Write out every line of the material below without changing, adding or leaving out anything.
═════ Data entries ═════
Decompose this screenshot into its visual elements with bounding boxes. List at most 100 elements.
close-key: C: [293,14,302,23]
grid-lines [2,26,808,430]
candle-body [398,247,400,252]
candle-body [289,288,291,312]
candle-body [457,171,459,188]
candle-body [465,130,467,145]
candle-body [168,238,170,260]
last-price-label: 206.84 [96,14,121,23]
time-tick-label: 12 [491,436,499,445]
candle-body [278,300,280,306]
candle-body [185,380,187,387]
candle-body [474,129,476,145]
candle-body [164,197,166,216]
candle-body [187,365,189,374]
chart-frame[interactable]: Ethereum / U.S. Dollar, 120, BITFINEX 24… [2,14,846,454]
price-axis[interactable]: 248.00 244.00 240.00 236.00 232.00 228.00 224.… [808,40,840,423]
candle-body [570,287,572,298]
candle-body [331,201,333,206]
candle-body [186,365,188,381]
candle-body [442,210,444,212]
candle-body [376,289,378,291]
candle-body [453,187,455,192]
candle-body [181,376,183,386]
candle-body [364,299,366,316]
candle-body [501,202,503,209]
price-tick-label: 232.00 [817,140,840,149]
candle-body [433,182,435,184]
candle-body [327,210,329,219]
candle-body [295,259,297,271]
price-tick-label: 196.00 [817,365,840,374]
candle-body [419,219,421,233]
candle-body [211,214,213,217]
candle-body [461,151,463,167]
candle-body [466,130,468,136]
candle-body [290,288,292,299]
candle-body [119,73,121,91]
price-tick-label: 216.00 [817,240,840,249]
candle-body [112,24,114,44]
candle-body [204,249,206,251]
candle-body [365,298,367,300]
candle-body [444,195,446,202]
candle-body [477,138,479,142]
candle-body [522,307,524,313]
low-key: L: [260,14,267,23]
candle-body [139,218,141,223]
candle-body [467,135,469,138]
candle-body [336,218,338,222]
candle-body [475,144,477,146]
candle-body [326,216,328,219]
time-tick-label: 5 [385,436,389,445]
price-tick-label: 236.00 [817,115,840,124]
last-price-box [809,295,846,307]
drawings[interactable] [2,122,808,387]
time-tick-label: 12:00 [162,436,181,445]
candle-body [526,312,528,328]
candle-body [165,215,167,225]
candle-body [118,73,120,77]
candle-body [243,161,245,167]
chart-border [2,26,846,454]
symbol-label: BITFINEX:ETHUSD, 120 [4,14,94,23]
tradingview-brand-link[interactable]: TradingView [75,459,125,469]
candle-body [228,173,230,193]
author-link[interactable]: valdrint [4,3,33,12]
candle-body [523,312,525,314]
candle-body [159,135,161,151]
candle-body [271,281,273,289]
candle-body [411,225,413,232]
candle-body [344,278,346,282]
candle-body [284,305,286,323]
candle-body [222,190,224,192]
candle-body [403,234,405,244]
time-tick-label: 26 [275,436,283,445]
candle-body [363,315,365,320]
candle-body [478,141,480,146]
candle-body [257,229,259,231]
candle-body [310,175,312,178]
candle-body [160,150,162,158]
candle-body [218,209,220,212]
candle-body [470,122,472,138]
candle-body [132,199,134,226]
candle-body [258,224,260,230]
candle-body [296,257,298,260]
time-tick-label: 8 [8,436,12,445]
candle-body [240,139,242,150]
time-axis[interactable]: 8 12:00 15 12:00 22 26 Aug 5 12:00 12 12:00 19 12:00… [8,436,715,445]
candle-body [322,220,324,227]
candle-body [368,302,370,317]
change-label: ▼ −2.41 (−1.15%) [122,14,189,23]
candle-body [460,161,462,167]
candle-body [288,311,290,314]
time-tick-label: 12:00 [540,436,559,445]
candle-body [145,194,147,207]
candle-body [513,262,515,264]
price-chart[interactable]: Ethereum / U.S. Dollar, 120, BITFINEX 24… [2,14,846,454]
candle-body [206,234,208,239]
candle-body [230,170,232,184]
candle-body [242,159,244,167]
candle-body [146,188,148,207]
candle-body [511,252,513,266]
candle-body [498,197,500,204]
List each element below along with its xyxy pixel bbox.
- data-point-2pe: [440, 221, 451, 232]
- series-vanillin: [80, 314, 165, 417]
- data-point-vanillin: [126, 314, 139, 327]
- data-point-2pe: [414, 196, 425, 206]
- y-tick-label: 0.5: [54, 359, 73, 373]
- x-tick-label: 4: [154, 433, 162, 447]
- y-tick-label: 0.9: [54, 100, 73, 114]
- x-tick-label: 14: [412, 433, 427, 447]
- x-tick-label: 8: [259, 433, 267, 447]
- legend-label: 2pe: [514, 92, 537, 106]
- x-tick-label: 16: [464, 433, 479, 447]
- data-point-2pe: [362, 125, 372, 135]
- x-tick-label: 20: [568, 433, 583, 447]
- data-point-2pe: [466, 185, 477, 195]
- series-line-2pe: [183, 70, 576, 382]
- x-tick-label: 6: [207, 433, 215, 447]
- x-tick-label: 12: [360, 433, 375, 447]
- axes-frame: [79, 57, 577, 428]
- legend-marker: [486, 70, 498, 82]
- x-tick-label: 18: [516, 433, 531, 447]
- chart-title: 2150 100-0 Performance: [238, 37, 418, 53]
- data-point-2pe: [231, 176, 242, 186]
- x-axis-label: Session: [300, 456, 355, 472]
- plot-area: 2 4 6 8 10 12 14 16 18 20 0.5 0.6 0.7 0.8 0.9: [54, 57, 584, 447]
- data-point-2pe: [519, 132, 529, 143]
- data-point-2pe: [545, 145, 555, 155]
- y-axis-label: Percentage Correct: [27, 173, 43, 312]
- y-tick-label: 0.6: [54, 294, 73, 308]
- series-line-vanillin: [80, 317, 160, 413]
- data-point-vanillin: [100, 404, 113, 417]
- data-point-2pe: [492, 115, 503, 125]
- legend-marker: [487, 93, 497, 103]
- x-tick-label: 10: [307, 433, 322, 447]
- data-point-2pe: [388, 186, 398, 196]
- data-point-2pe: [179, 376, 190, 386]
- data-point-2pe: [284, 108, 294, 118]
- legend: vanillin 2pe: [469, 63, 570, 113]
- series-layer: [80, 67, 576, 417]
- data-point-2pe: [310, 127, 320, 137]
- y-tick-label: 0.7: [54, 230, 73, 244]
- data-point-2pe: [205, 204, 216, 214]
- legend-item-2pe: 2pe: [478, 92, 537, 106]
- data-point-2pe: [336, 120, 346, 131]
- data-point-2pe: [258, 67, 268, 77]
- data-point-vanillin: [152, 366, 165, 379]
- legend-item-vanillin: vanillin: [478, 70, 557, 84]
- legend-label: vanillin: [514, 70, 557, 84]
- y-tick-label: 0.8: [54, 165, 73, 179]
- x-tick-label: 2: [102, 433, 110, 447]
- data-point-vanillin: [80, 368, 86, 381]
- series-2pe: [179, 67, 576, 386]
═════
■ Result of the exercise ■
Decompose this screenshot into its visual elements with bounding boxes. List at most 100 elements.
close-key: C: [293,14,302,23]
grid-lines [2,26,808,430]
candle-body [398,247,400,252]
candle-body [289,288,291,312]
candle-body [457,171,459,188]
candle-body [465,130,467,145]
candle-body [168,238,170,260]
last-price-label: 206.84 [96,14,121,23]
time-tick-label: 12 [491,436,499,445]
candle-body [278,300,280,306]
candle-body [185,380,187,387]
candle-body [474,129,476,145]
candle-body [164,197,166,216]
candle-body [187,365,189,374]
chart-frame[interactable]: Ethereum / U.S. Dollar, 120, BITFINEX 24… [2,14,846,454]
price-axis[interactable]: 248.00 244.00 240.00 236.00 232.00 228.00 224.… [808,40,840,423]
candle-body [570,287,572,298]
candle-body [331,201,333,206]
candle-body [186,365,188,381]
candle-body [442,210,444,212]
candle-body [376,289,378,291]
candle-body [453,187,455,192]
candle-body [181,376,183,386]
candle-body [364,299,366,316]
candle-body [501,202,503,209]
price-tick-label: 232.00 [817,140,840,149]
candle-body [433,182,435,184]
candle-body [327,210,329,219]
candle-body [295,259,297,271]
price-tick-label: 196.00 [817,365,840,374]
candle-body [419,219,421,233]
candle-body [211,214,213,217]
candle-body [461,151,463,167]
candle-body [466,130,468,136]
candle-body [290,288,292,299]
candle-body [119,73,121,91]
price-tick-label: 216.00 [817,240,840,249]
candle-body [112,24,114,44]
candle-body [204,249,206,251]
candle-body [365,298,367,300]
candle-body [444,195,446,202]
candle-body [477,138,479,142]
candle-body [522,307,524,313]
low-key: L: [260,14,267,23]
candle-body [139,218,141,223]
candle-body [467,135,469,138]
candle-body [336,218,338,222]
candle-body [475,144,477,146]
candle-body [326,216,328,219]
time-tick-label: 5 [385,436,389,445]
price-tick-label: 236.00 [817,115,840,124]
last-price-box [809,295,846,307]
drawings[interactable] [2,122,808,387]
time-tick-label: 12:00 [162,436,181,445]
candle-body [526,312,528,328]
candle-body [165,215,167,225]
candle-body [118,73,120,77]
candle-body [243,161,245,167]
chart-border [2,26,846,454]
symbol-label: BITFINEX:ETHUSD, 120 [4,14,94,23]
tradingview-brand-link[interactable]: TradingView [75,459,125,469]
candle-body [228,173,230,193]
author-link[interactable]: valdrint [4,3,33,12]
candle-body [523,312,525,314]
candle-body [159,135,161,151]
candle-body [271,281,273,289]
candle-body [411,225,413,232]
candle-body [344,278,346,282]
candle-body [284,305,286,323]
candle-body [222,190,224,192]
candle-body [403,234,405,244]
time-tick-label: 26 [275,436,283,445]
candle-body [363,315,365,320]
candle-body [478,141,480,146]
candle-body [257,229,259,231]
candle-body [310,175,312,178]
candle-body [160,150,162,158]
candle-body [218,209,220,212]
candle-body [470,122,472,138]
candle-body [132,199,134,226]
candle-body [258,224,260,230]
candle-body [296,257,298,260]
time-tick-label: 8 [8,436,12,445]
candle-body [240,139,242,150]
time-axis[interactable]: 8 12:00 15 12:00 22 26 Aug 5 12:00 12 12:00 19 12:00… [8,436,715,445]
candle-body [322,220,324,227]
candle-body [368,302,370,317]
change-label: ▼ −2.41 (−1.15%) [122,14,189,23]
candle-body [460,161,462,167]
candle-body [288,311,290,314]
time-tick-label: 12:00 [540,436,559,445]
candle-body [145,194,147,207]
candle-body [513,262,515,264]
price-chart[interactable]: Ethereum / U.S. Dollar, 120, BITFINEX 24… [2,14,846,454]
candle-body [206,234,208,239]
candle-body [230,170,232,184]
candle-body [242,159,244,167]
candle-body [146,188,148,207]
candle-body [511,252,513,266]
candle-body [498,197,500,204]
List each element below along with its xyxy pixel bbox.
- data-point-2pe: [440, 221, 451, 232]
- series-vanillin: [80, 314, 165, 417]
- data-point-vanillin: [126, 314, 139, 327]
- data-point-2pe: [414, 196, 425, 206]
- y-tick-label: 0.5: [54, 359, 73, 373]
- x-tick-label: 4: [154, 433, 162, 447]
- y-tick-label: 0.9: [54, 100, 73, 114]
- x-tick-label: 14: [412, 433, 427, 447]
- x-tick-label: 8: [259, 433, 267, 447]
- legend-label: 2pe: [514, 92, 537, 106]
- x-tick-label: 16: [464, 433, 479, 447]
- data-point-2pe: [362, 125, 372, 135]
- x-tick-label: 20: [568, 433, 583, 447]
- data-point-2pe: [466, 185, 477, 195]
- series-line-2pe: [183, 70, 576, 382]
- x-tick-label: 6: [207, 433, 215, 447]
- x-tick-label: 12: [360, 433, 375, 447]
- axes-frame: [79, 57, 577, 428]
- legend-marker: [486, 70, 498, 82]
- x-tick-label: 18: [516, 433, 531, 447]
- chart-title: 2150 100-0 Performance: [238, 37, 418, 53]
- data-point-2pe: [231, 176, 242, 186]
- x-axis-label: Session: [300, 456, 355, 472]
- plot-area: 2 4 6 8 10 12 14 16 18 20 0.5 0.6 0.7 0.8 0.9: [54, 57, 584, 447]
- data-point-2pe: [519, 132, 529, 143]
- data-point-2pe: [545, 145, 555, 155]
- y-axis-label: Percentage Correct: [27, 173, 43, 312]
- y-tick-label: 0.6: [54, 294, 73, 308]
- series-line-vanillin: [80, 317, 160, 413]
- data-point-vanillin: [100, 404, 113, 417]
- data-point-2pe: [492, 115, 503, 125]
- legend-marker: [487, 93, 497, 103]
- x-tick-label: 10: [307, 433, 322, 447]
- data-point-2pe: [388, 186, 398, 196]
- data-point-2pe: [179, 376, 190, 386]
- data-point-2pe: [284, 108, 294, 118]
- legend: vanillin 2pe: [469, 63, 570, 113]
- series-layer: [80, 67, 576, 417]
- data-point-2pe: [310, 127, 320, 137]
- y-tick-label: 0.7: [54, 230, 73, 244]
- data-point-2pe: [205, 204, 216, 214]
- legend-item-2pe: 2pe: [478, 92, 537, 106]
- data-point-2pe: [336, 120, 346, 131]
- data-point-2pe: [258, 67, 268, 77]
- data-point-vanillin: [152, 366, 165, 379]
- legend-item-vanillin: vanillin: [478, 70, 557, 84]
- legend-label: vanillin: [514, 70, 557, 84]
- y-tick-label: 0.8: [54, 165, 73, 179]
- x-tick-label: 2: [102, 433, 110, 447]
- data-point-vanillin: [80, 368, 86, 381]
- series-2pe: [179, 67, 576, 386]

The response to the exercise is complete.